Reproduce every line of the listing as written, apart from the pictures.

Extracted information:
━━━━━━━━━━━━━━━━━━━━━━━━━━━━━━
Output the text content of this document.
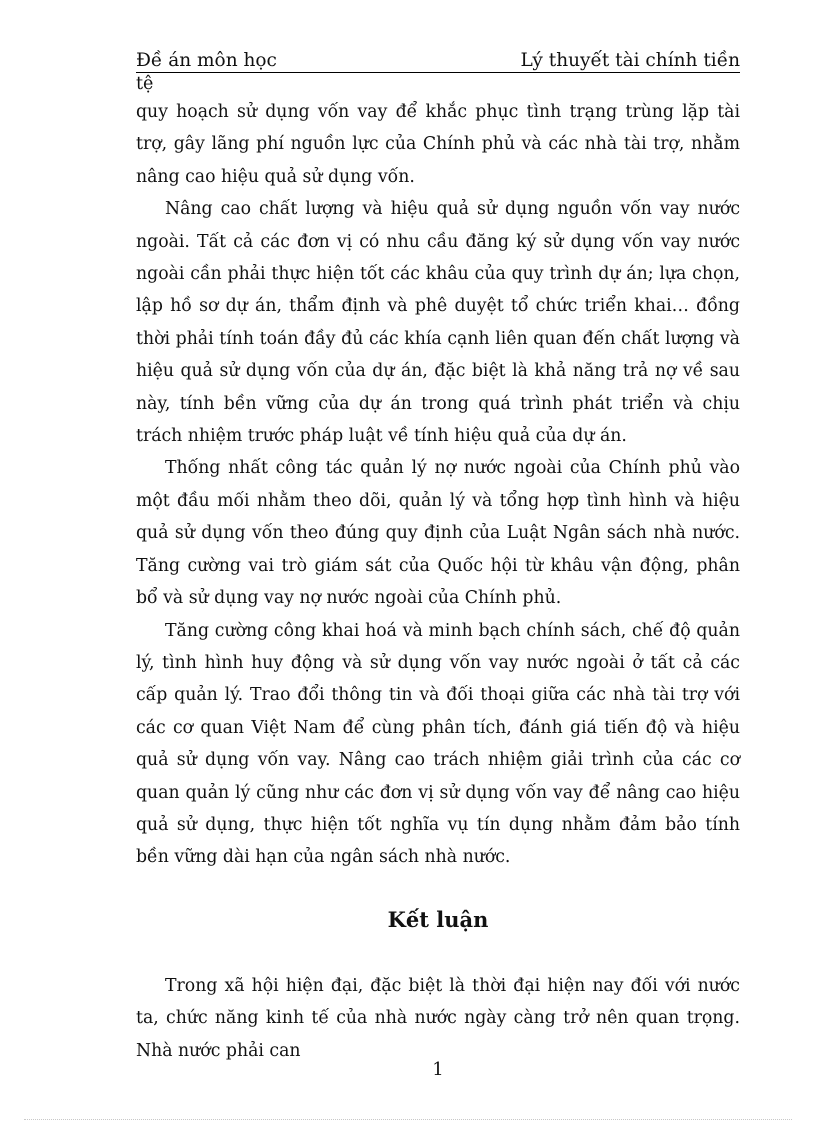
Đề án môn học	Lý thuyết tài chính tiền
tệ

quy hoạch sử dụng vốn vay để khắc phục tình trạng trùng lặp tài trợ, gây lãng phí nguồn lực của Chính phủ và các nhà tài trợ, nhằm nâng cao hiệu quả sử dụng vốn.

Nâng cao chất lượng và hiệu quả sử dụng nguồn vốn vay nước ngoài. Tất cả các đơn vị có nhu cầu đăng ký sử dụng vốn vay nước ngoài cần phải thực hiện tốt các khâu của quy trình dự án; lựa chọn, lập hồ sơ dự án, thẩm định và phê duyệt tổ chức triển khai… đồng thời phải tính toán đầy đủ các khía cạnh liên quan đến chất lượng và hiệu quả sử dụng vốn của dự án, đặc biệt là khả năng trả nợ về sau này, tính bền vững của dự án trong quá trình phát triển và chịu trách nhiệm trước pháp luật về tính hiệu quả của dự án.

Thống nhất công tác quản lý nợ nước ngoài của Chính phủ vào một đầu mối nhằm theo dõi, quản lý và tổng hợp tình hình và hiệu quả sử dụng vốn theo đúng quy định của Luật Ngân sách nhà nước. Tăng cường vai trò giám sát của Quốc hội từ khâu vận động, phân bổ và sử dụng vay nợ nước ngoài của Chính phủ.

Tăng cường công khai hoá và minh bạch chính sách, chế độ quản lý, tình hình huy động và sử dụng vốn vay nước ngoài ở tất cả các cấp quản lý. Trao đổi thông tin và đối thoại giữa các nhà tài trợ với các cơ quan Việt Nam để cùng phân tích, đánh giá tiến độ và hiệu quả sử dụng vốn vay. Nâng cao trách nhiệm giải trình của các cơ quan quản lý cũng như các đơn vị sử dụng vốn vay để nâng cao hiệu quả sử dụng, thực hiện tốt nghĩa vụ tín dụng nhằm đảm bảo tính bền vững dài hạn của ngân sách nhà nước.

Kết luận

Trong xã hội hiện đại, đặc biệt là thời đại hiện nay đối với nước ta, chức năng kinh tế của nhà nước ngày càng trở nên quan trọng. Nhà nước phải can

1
━━━━━━━━━━━━━━━━━━━━━━━━━━━━━━
Complete response:
Output the text content of this document.
Đề án môn học	Lý thuyết tài chính tiền
tệ

quy hoạch sử dụng vốn vay để khắc phục tình trạng trùng lặp tài trợ, gây lãng phí nguồn lực của Chính phủ và các nhà tài trợ, nhằm nâng cao hiệu quả sử dụng vốn.

Nâng cao chất lượng và hiệu quả sử dụng nguồn vốn vay nước ngoài. Tất cả các đơn vị có nhu cầu đăng ký sử dụng vốn vay nước ngoài cần phải thực hiện tốt các khâu của quy trình dự án; lựa chọn, lập hồ sơ dự án, thẩm định và phê duyệt tổ chức triển khai… đồng thời phải tính toán đầy đủ các khía cạnh liên quan đến chất lượng và hiệu quả sử dụng vốn của dự án, đặc biệt là khả năng trả nợ về sau này, tính bền vững của dự án trong quá trình phát triển và chịu trách nhiệm trước pháp luật về tính hiệu quả của dự án.

Thống nhất công tác quản lý nợ nước ngoài của Chính phủ vào một đầu mối nhằm theo dõi, quản lý và tổng hợp tình hình và hiệu quả sử dụng vốn theo đúng quy định của Luật Ngân sách nhà nước. Tăng cường vai trò giám sát của Quốc hội từ khâu vận động, phân bổ và sử dụng vay nợ nước ngoài của Chính phủ.

Tăng cường công khai hoá và minh bạch chính sách, chế độ quản lý, tình hình huy động và sử dụng vốn vay nước ngoài ở tất cả các cấp quản lý. Trao đổi thông tin và đối thoại giữa các nhà tài trợ với các cơ quan Việt Nam để cùng phân tích, đánh giá tiến độ và hiệu quả sử dụng vốn vay. Nâng cao trách nhiệm giải trình của các cơ quan quản lý cũng như các đơn vị sử dụng vốn vay để nâng cao hiệu quả sử dụng, thực hiện tốt nghĩa vụ tín dụng nhằm đảm bảo tính bền vững dài hạn của ngân sách nhà nước.

Kết luận

Trong xã hội hiện đại, đặc biệt là thời đại hiện nay đối với nước ta, chức năng kinh tế của nhà nước ngày càng trở nên quan trọng. Nhà nước phải can

1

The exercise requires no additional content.